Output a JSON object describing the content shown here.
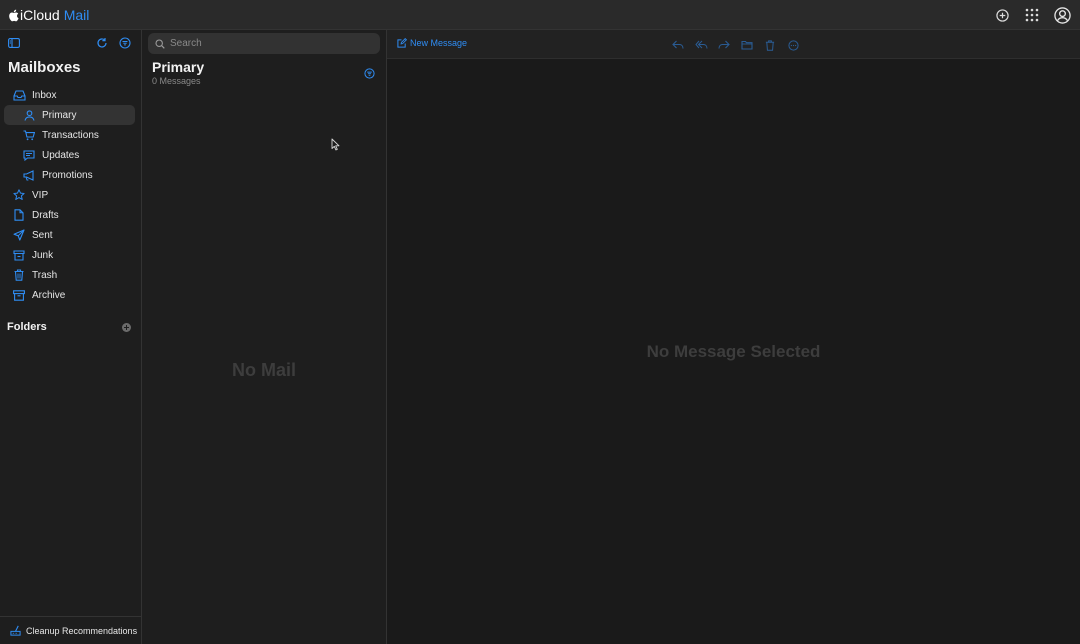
{
  "brand": {
    "apple_glyph": "",
    "name": "iCloud",
    "app": "Mail"
  },
  "topbar": {
    "icons": [
      "add-circle-icon",
      "app-grid-icon",
      "account-icon"
    ]
  },
  "sidebar": {
    "title": "Mailboxes",
    "tools": [
      "sidebar-toggle-icon",
      "refresh-icon",
      "filter-icon"
    ],
    "mailboxes": [
      {
        "label": "Inbox",
        "icon": "tray-icon",
        "level": 0
      },
      {
        "label": "Primary",
        "icon": "person-icon",
        "level": 1,
        "selected": true
      },
      {
        "label": "Transactions",
        "icon": "cart-icon",
        "level": 1
      },
      {
        "label": "Updates",
        "icon": "message-icon",
        "level": 1
      },
      {
        "label": "Promotions",
        "icon": "megaphone-icon",
        "level": 1
      },
      {
        "label": "VIP",
        "icon": "star-icon",
        "level": 0
      },
      {
        "label": "Drafts",
        "icon": "document-icon",
        "level": 0
      },
      {
        "label": "Sent",
        "icon": "paperplane-icon",
        "level": 0
      },
      {
        "label": "Junk",
        "icon": "junk-icon",
        "level": 0
      },
      {
        "label": "Trash",
        "icon": "trash-icon",
        "level": 0
      },
      {
        "label": "Archive",
        "icon": "archive-icon",
        "level": 0
      }
    ],
    "folders_label": "Folders",
    "cleanup_label": "Cleanup Recommendations"
  },
  "message_list": {
    "search_placeholder": "Search",
    "title": "Primary",
    "count": "0 Messages",
    "empty": "No Mail"
  },
  "reader": {
    "new_message_label": "New Message",
    "actions": [
      "reply-icon",
      "reply-all-icon",
      "forward-icon",
      "move-folder-icon",
      "trash-icon",
      "more-icon"
    ],
    "empty": "No Message Selected"
  },
  "colors": {
    "accent": "#2f8df4",
    "background": "#1e1e1e",
    "reader_bg": "#1a1a1a",
    "muted_text": "#3d3d3d"
  }
}
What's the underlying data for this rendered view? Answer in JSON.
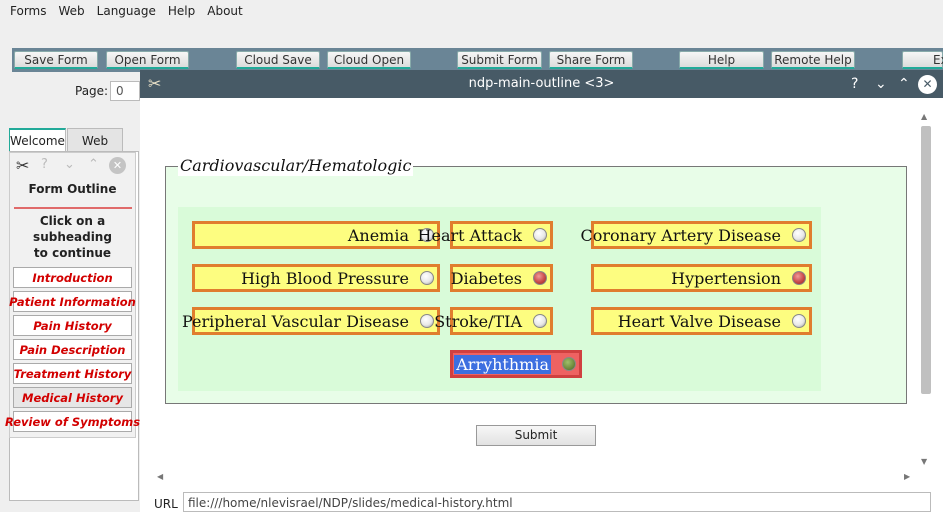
::::::::::
#### TASK DIRECTIONS
Set down the lines of the records above exactly, apart from the pictures.

#### THE ANSWER
Output a JSON object describing the content shown here.
{
  "brand": {
    "apple_glyph": "",
    "name": "iCloud",
    "app": "Mail"
  },
  "topbar": {
    "icons": [
      "add-circle-icon",
      "app-grid-icon",
      "account-icon"
    ]
  },
  "sidebar": {
    "title": "Mailboxes",
    "tools": [
      "sidebar-toggle-icon",
      "refresh-icon",
      "filter-icon"
    ],
    "mailboxes": [
      {
        "label": "Inbox",
        "icon": "tray-icon",
        "level": 0
      },
      {
        "label": "Primary",
        "icon": "person-icon",
        "level": 1,
        "selected": true
      },
      {
        "label": "Transactions",
        "icon": "cart-icon",
        "level": 1
      },
      {
        "label": "Updates",
        "icon": "message-icon",
        "level": 1
      },
      {
        "label": "Promotions",
        "icon": "megaphone-icon",
        "level": 1
      },
      {
        "label": "VIP",
        "icon": "star-icon",
        "level": 0
      },
      {
        "label": "Drafts",
        "icon": "document-icon",
        "level": 0
      },
      {
        "label": "Sent",
        "icon": "paperplane-icon",
        "level": 0
      },
      {
        "label": "Junk",
        "icon": "junk-icon",
        "level": 0
      },
      {
        "label": "Trash",
        "icon": "trash-icon",
        "level": 0
      },
      {
        "label": "Archive",
        "icon": "archive-icon",
        "level": 0
      }
    ],
    "folders_label": "Folders",
    "cleanup_label": "Cleanup Recommendations"
  },
  "message_list": {
    "search_placeholder": "Search",
    "title": "Primary",
    "count": "0 Messages",
    "empty": "No Mail"
  },
  "reader": {
    "new_message_label": "New Message",
    "actions": [
      "reply-icon",
      "reply-all-icon",
      "forward-icon",
      "move-folder-icon",
      "trash-icon",
      "more-icon"
    ],
    "empty": "No Message Selected"
  },
  "colors": {
    "accent": "#2f8df4",
    "background": "#1e1e1e",
    "reader_bg": "#1a1a1a",
    "muted_text": "#3d3d3d"
  }
}
What's the underlying data for this rendered view? Answer in JSON.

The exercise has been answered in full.